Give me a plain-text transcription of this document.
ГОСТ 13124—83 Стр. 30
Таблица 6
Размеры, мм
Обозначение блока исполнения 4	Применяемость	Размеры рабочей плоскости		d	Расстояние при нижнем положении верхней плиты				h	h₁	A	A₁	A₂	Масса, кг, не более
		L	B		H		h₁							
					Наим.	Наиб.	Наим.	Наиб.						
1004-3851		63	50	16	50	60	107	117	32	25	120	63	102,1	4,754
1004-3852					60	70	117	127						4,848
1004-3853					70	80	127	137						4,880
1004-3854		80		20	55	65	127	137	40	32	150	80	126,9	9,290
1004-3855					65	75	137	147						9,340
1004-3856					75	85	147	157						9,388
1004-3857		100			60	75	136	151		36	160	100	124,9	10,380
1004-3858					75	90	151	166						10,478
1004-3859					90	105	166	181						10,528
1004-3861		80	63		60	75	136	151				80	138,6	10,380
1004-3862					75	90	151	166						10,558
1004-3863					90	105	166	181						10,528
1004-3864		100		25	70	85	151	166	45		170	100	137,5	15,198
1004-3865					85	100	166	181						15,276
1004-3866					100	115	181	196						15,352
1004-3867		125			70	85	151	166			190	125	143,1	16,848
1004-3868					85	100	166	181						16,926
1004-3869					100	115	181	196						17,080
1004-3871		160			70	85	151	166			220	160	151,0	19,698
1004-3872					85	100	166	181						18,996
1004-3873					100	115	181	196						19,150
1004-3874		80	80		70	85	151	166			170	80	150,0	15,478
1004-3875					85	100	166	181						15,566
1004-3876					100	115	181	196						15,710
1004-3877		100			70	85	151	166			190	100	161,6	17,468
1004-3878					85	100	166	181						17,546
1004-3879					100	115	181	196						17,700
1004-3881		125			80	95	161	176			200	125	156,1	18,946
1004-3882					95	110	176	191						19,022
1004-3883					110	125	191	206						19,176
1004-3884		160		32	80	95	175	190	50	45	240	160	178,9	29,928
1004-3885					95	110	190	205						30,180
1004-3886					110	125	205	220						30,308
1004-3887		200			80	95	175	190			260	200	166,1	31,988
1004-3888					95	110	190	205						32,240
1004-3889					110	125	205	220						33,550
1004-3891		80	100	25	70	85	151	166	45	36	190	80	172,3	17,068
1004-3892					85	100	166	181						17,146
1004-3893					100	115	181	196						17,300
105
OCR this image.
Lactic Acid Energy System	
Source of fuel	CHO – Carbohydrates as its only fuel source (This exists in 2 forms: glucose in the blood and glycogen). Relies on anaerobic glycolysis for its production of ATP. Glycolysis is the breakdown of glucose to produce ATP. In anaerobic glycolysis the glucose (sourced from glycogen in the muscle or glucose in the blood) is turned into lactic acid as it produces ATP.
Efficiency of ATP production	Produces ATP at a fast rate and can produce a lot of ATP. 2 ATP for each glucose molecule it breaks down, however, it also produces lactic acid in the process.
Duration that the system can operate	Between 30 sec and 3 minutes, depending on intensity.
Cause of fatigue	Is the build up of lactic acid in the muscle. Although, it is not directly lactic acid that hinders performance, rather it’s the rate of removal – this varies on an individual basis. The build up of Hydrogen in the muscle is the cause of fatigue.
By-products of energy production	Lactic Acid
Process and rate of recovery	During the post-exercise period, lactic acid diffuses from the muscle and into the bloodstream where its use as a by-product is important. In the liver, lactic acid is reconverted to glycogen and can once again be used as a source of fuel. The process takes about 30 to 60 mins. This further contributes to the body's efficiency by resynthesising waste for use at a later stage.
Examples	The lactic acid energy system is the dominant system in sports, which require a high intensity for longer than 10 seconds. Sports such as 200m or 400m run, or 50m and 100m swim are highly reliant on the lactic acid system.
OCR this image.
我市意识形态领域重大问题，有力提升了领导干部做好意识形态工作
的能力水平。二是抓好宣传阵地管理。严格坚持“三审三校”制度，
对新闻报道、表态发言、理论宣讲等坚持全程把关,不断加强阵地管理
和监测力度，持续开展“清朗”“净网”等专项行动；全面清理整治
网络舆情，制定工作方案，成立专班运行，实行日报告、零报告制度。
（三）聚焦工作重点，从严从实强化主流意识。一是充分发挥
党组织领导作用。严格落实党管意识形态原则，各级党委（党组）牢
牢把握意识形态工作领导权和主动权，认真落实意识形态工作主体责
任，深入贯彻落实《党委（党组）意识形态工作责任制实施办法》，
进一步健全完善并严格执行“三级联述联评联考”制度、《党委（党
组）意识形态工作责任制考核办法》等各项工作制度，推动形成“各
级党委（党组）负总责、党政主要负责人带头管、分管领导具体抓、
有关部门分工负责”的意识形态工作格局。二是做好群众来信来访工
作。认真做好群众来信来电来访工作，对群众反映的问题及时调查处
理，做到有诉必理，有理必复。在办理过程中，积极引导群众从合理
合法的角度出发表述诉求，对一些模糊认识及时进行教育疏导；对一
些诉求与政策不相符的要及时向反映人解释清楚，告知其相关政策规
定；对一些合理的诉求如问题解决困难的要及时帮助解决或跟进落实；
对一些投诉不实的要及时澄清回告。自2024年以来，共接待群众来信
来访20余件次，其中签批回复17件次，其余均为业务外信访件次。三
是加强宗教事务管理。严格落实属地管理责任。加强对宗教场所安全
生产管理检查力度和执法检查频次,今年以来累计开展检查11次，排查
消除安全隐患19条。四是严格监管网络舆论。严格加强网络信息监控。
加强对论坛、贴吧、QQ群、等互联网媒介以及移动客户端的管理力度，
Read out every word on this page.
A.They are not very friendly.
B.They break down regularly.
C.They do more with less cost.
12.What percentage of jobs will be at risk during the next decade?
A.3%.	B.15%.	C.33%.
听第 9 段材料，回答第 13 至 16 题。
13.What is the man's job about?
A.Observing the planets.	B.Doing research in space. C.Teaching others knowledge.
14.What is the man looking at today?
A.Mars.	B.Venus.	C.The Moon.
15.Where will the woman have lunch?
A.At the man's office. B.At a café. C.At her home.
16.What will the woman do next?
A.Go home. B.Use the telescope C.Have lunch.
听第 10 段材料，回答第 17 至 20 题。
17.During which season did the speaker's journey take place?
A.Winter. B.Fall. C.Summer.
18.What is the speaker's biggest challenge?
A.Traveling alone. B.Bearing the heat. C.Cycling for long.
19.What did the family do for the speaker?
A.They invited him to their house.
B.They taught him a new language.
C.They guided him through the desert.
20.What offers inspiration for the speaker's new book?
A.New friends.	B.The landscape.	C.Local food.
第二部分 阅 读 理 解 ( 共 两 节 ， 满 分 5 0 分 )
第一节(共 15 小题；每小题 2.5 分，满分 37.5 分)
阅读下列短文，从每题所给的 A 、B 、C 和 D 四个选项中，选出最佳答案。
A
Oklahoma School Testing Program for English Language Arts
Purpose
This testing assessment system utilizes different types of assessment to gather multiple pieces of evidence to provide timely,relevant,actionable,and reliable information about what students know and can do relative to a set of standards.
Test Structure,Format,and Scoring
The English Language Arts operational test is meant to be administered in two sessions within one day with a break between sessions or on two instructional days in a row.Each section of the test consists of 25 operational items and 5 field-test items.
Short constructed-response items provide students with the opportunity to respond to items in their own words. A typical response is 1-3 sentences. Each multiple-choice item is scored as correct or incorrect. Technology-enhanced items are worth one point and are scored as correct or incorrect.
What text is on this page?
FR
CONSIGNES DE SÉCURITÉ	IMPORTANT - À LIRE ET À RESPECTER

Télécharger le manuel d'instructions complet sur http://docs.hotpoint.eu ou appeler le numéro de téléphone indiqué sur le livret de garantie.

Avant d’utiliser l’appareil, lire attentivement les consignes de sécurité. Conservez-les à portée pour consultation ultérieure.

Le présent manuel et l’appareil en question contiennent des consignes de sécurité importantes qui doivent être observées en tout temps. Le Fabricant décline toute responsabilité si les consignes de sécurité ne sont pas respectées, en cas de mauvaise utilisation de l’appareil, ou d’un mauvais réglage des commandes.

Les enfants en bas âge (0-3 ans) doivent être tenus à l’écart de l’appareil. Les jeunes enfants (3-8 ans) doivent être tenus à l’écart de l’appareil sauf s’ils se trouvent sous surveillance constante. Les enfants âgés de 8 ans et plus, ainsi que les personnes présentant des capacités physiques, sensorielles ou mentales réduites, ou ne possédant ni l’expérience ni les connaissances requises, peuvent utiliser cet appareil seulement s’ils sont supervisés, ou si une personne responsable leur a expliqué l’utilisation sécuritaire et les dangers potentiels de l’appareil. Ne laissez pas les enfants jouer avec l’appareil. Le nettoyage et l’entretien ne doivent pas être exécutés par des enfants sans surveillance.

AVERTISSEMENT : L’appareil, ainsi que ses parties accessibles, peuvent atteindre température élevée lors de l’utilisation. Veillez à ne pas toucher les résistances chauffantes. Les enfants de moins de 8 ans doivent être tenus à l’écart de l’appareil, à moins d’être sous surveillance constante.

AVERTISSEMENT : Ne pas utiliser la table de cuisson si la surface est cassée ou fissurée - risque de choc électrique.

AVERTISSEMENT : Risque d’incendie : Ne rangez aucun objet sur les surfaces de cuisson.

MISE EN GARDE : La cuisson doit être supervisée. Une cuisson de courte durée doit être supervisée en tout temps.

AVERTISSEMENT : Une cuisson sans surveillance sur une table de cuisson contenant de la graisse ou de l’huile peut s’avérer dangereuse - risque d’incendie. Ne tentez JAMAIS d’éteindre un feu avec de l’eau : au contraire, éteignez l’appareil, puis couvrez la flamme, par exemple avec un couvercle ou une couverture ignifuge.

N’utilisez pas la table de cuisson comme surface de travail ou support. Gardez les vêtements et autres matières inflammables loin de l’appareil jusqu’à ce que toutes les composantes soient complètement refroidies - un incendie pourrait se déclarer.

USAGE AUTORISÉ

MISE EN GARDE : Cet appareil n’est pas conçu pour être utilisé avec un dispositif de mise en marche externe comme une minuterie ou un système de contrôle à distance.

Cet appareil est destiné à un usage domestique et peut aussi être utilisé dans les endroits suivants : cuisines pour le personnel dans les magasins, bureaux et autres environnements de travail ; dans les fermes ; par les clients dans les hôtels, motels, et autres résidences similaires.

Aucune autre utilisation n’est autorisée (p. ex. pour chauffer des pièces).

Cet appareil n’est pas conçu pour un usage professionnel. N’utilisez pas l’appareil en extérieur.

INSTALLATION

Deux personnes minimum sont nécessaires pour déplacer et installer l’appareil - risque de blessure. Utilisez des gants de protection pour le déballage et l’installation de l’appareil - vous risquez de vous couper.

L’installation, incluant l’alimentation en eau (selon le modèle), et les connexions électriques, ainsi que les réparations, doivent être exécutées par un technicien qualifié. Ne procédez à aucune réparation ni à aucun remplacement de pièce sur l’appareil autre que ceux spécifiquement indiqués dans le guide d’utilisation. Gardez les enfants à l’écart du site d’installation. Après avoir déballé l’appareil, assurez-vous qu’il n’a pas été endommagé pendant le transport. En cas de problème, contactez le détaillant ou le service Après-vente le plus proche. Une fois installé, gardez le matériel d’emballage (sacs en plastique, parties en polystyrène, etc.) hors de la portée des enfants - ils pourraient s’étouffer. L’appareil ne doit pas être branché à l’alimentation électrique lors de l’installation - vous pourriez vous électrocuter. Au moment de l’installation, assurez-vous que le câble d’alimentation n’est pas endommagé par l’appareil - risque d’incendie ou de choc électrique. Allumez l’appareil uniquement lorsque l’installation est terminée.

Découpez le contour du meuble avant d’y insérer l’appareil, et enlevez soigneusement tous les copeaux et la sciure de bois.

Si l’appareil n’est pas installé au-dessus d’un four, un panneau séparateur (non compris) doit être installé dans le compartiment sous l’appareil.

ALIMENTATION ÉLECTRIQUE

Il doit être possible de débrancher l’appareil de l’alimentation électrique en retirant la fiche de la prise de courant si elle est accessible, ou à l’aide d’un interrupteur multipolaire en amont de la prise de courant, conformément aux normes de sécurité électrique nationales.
==============================
▶ [TASK DETAILS]: How many lines of the listing above include the word "page"? State the number and nothing else.

▶ [COMPLETED TASK]: 2